■ EXERCISE AIM
Collect the lines of the entries where "this" shows up.

■ DATA EXCERPTS
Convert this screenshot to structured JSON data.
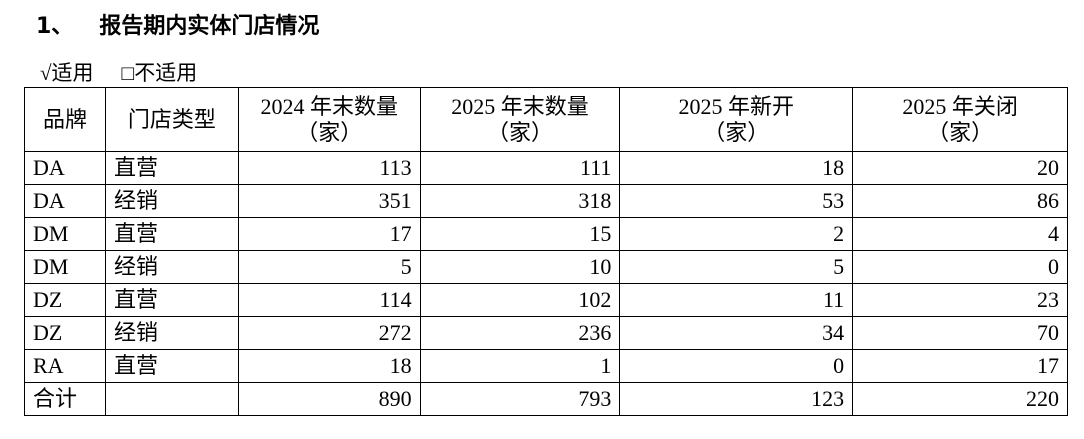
{
  "heading": {
    "number": "1、",
    "title": "报告期内实体门店情况"
  },
  "applicability": {
    "applicable": "√适用",
    "not_applicable": "□不适用"
  },
  "table": {
    "columns": [
      "品牌",
      "门店类型",
      "2024 年末数量（家）",
      "2025 年末数量（家）",
      "2025 年新开（家）",
      "2025 年关闭（家）"
    ],
    "rows": [
      [
        "DA",
        "直营",
        113,
        111,
        18,
        20
      ],
      [
        "DA",
        "经销",
        351,
        318,
        53,
        86
      ],
      [
        "DM",
        "直营",
        17,
        15,
        2,
        4
      ],
      [
        "DM",
        "经销",
        5,
        10,
        5,
        0
      ],
      [
        "DZ",
        "直营",
        114,
        102,
        11,
        23
      ],
      [
        "DZ",
        "经销",
        272,
        236,
        34,
        70
      ],
      [
        "RA",
        "直营",
        18,
        1,
        0,
        17
      ],
      [
        "合计",
        null,
        890,
        793,
        123,
        220
      ]
    ]
  }
}
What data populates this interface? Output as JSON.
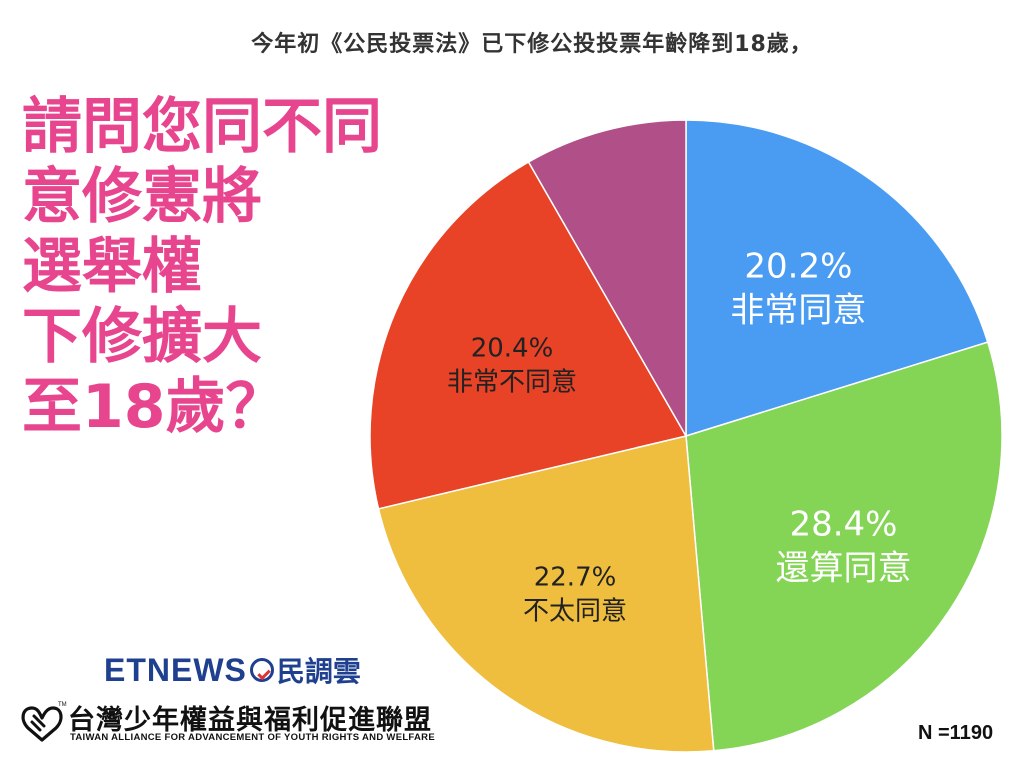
{
  "caption": "今年初《公民投票法》已下修公投投票年齡降到18歲，",
  "question_lines": [
    "請問您同不同",
    "意修憲將",
    "選舉權",
    "下修擴大",
    "至18歲？"
  ],
  "sample": "N =1190",
  "logos": {
    "etnews_text": "ETNEWS",
    "etnews_cn": "民調雲",
    "alliance_cn": "台灣少年權益與福利促進聯盟",
    "alliance_en": "TAIWAN ALLIANCE FOR ADVANCEMENT OF YOUTH RIGHTS AND WELFARE",
    "alliance_tm": "TM"
  },
  "chart_data": {
    "type": "pie",
    "start": "12 o'clock, clockwise",
    "slices": [
      {
        "label": "非常同意",
        "value": 20.2,
        "value_label": "20.2%",
        "color": "#4a9cf3",
        "text_color": "#ffffff"
      },
      {
        "label": "還算同意",
        "value": 28.4,
        "value_label": "28.4%",
        "color": "#84d455",
        "text_color": "#ffffff"
      },
      {
        "label": "不太同意",
        "value": 22.7,
        "value_label": "22.7%",
        "color": "#efbe3e",
        "text_color": "#222222"
      },
      {
        "label": "非常不同意",
        "value": 20.4,
        "value_label": "20.4%",
        "color": "#e84227",
        "text_color": "#222222"
      },
      {
        "label": "",
        "value": 8.3,
        "value_label": "",
        "color": "#b04f88",
        "text_color": "#ffffff"
      }
    ]
  }
}
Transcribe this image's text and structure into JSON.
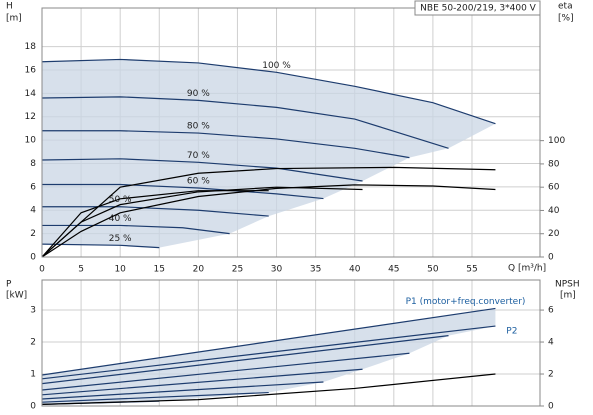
{
  "chart_data": [
    {
      "type": "line",
      "title": "NBE 50-200/219, 3*400 V",
      "y_label": "H",
      "y_unit": "[m]",
      "y2_label": "eta",
      "y2_unit": "[%]",
      "x_label": "Q [m³/h]",
      "xlim": [
        0,
        63.7
      ],
      "xticks": [
        0,
        5,
        10,
        15,
        20,
        25,
        30,
        35,
        40,
        45,
        50,
        55
      ],
      "ylim": [
        0,
        21.3
      ],
      "yticks": [
        0,
        2,
        4,
        6,
        8,
        10,
        12,
        14,
        16,
        18
      ],
      "y2lim": [
        0,
        214
      ],
      "y2ticks": [
        0,
        20,
        40,
        60,
        80,
        100
      ],
      "grid": true,
      "shade": "#c9d5e4",
      "series": [
        {
          "name": "100 %",
          "color": "#1d3c6e",
          "x": [
            0,
            10,
            20,
            30,
            40,
            50,
            58
          ],
          "values": [
            16.7,
            16.9,
            16.6,
            15.8,
            14.6,
            13.2,
            11.4
          ]
        },
        {
          "name": "90 %",
          "color": "#1d3c6e",
          "x": [
            0,
            10,
            20,
            30,
            40,
            52
          ],
          "values": [
            13.6,
            13.7,
            13.4,
            12.8,
            11.8,
            9.3
          ]
        },
        {
          "name": "80 %",
          "color": "#1d3c6e",
          "x": [
            0,
            10,
            20,
            30,
            40,
            47
          ],
          "values": [
            10.8,
            10.8,
            10.6,
            10.1,
            9.3,
            8.5
          ]
        },
        {
          "name": "70 %",
          "color": "#1d3c6e",
          "x": [
            0,
            10,
            20,
            30,
            41
          ],
          "values": [
            8.3,
            8.4,
            8.1,
            7.6,
            6.5
          ]
        },
        {
          "name": "60 %",
          "color": "#1d3c6e",
          "x": [
            0,
            10,
            20,
            30,
            36
          ],
          "values": [
            6.2,
            6.2,
            5.9,
            5.4,
            5.0
          ]
        },
        {
          "name": "50 %",
          "color": "#1d3c6e",
          "x": [
            0,
            10,
            20,
            29
          ],
          "values": [
            4.3,
            4.3,
            4.0,
            3.5
          ]
        },
        {
          "name": "40 %",
          "color": "#1d3c6e",
          "x": [
            0,
            10,
            18,
            24
          ],
          "values": [
            2.7,
            2.7,
            2.5,
            2.0
          ]
        },
        {
          "name": "25 %",
          "color": "#1d3c6e",
          "x": [
            0,
            10,
            15
          ],
          "values": [
            1.1,
            1.0,
            0.8
          ]
        },
        {
          "color": "#000000",
          "axis": "y2",
          "x": [
            0,
            5,
            10,
            20,
            30,
            40,
            50,
            58
          ],
          "values": [
            0,
            22,
            38,
            52,
            59,
            62,
            61,
            58
          ]
        },
        {
          "color": "#000000",
          "axis": "y2",
          "x": [
            0,
            10,
            20,
            30,
            45,
            58
          ],
          "values": [
            0,
            60,
            72,
            76,
            77,
            75
          ]
        },
        {
          "color": "#000000",
          "axis": "y2",
          "x": [
            0,
            5,
            10,
            20,
            30,
            41
          ],
          "values": [
            0,
            30,
            45,
            56,
            60,
            58
          ]
        },
        {
          "color": "#000000",
          "axis": "y2",
          "x": [
            0,
            5,
            10,
            20,
            29
          ],
          "values": [
            0,
            38,
            50,
            57,
            57
          ]
        }
      ]
    },
    {
      "type": "line",
      "y_label": "P",
      "y_unit": "[kW]",
      "y2_label": "NPSH",
      "y2_unit": "[m]",
      "xlim": [
        0,
        63.7
      ],
      "xticks": [
        0,
        5,
        10,
        15,
        20,
        25,
        30,
        35,
        40,
        45,
        50,
        55
      ],
      "ylim": [
        0,
        3.94
      ],
      "yticks": [
        0,
        1,
        2,
        3
      ],
      "y2lim": [
        0,
        7.88
      ],
      "y2ticks": [
        0,
        2,
        4,
        6
      ],
      "grid": true,
      "shade": "#c9d5e4",
      "series": [
        {
          "name": "P1 (motor+freq.converter)",
          "color": "#1d3c6e",
          "x": [
            0,
            58
          ],
          "values": [
            0.97,
            3.05
          ]
        },
        {
          "name": "P2",
          "color": "#1d3c6e",
          "x": [
            0,
            58
          ],
          "values": [
            0.85,
            2.5
          ]
        },
        {
          "color": "#1d3c6e",
          "x": [
            0,
            52
          ],
          "values": [
            0.7,
            2.2
          ]
        },
        {
          "color": "#1d3c6e",
          "x": [
            0,
            47
          ],
          "values": [
            0.5,
            1.65
          ]
        },
        {
          "color": "#1d3c6e",
          "x": [
            0,
            41
          ],
          "values": [
            0.35,
            1.15
          ]
        },
        {
          "color": "#1d3c6e",
          "x": [
            0,
            36
          ],
          "values": [
            0.22,
            0.75
          ]
        },
        {
          "color": "#1d3c6e",
          "x": [
            0,
            29
          ],
          "values": [
            0.12,
            0.42
          ]
        },
        {
          "color": "#1d3c6e",
          "x": [
            0,
            15
          ],
          "values": [
            0.05,
            0.15
          ]
        },
        {
          "color": "#000000",
          "axis": "y2",
          "x": [
            0,
            20,
            40,
            58
          ],
          "values": [
            0.1,
            0.4,
            1.1,
            2.0
          ]
        }
      ]
    }
  ]
}
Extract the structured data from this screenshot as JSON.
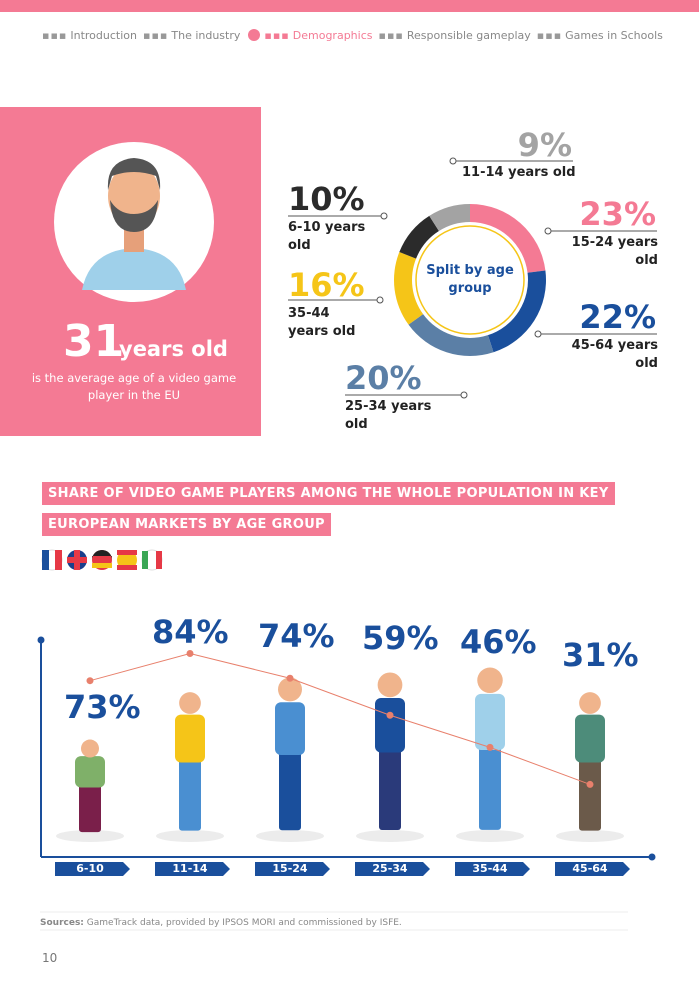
{
  "nav": [
    {
      "label": "Introduction",
      "active": false
    },
    {
      "label": "The industry",
      "active": false
    },
    {
      "label": "Demographics",
      "active": true
    },
    {
      "label": "Responsible gameplay",
      "active": false
    },
    {
      "label": "Games in Schools",
      "active": false
    }
  ],
  "hero": {
    "number": "31",
    "unit": "years old",
    "caption": "is the average age of a video game player in the EU"
  },
  "chart_data": [
    {
      "type": "donut",
      "title": "Split by age group",
      "categories": [
        "15-24 years old",
        "45-64 years old",
        "25-34 years old",
        "35-44 years old",
        "6-10 years old",
        "11-14 years old"
      ],
      "values": [
        23,
        22,
        20,
        16,
        10,
        9
      ],
      "value_labels": [
        "23%",
        "22%",
        "20%",
        "16%",
        "10%",
        "9%"
      ],
      "colors": [
        "#f47a94",
        "#1a4f9c",
        "#5b7fa6",
        "#f5c518",
        "#2b2b2b",
        "#a3a3a3"
      ]
    },
    {
      "type": "line",
      "title_lines": [
        "SHARE OF VIDEO GAME PLAYERS AMONG THE WHOLE POPULATION IN KEY",
        "EUROPEAN MARKETS BY AGE GROUP"
      ],
      "categories": [
        "6-10",
        "11-14",
        "15-24",
        "25-34",
        "35-44",
        "45-64"
      ],
      "values": [
        73,
        84,
        74,
        59,
        46,
        31
      ],
      "value_labels": [
        "73%",
        "84%",
        "74%",
        "59%",
        "46%",
        "31%"
      ],
      "ylim": [
        0,
        100
      ],
      "color": "#e8806c"
    }
  ],
  "sources": {
    "label": "Sources:",
    "text": "GameTrack data, provided by IPSOS MORI and commissioned by ISFE."
  },
  "page_number": "10"
}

■ REPLY
Convert this screenshot to structured JSON data.
What data populates this interface? Output as JSON.
Transcribe this image's text and structure into JSON.
Extract the structured data from this screenshot as JSON.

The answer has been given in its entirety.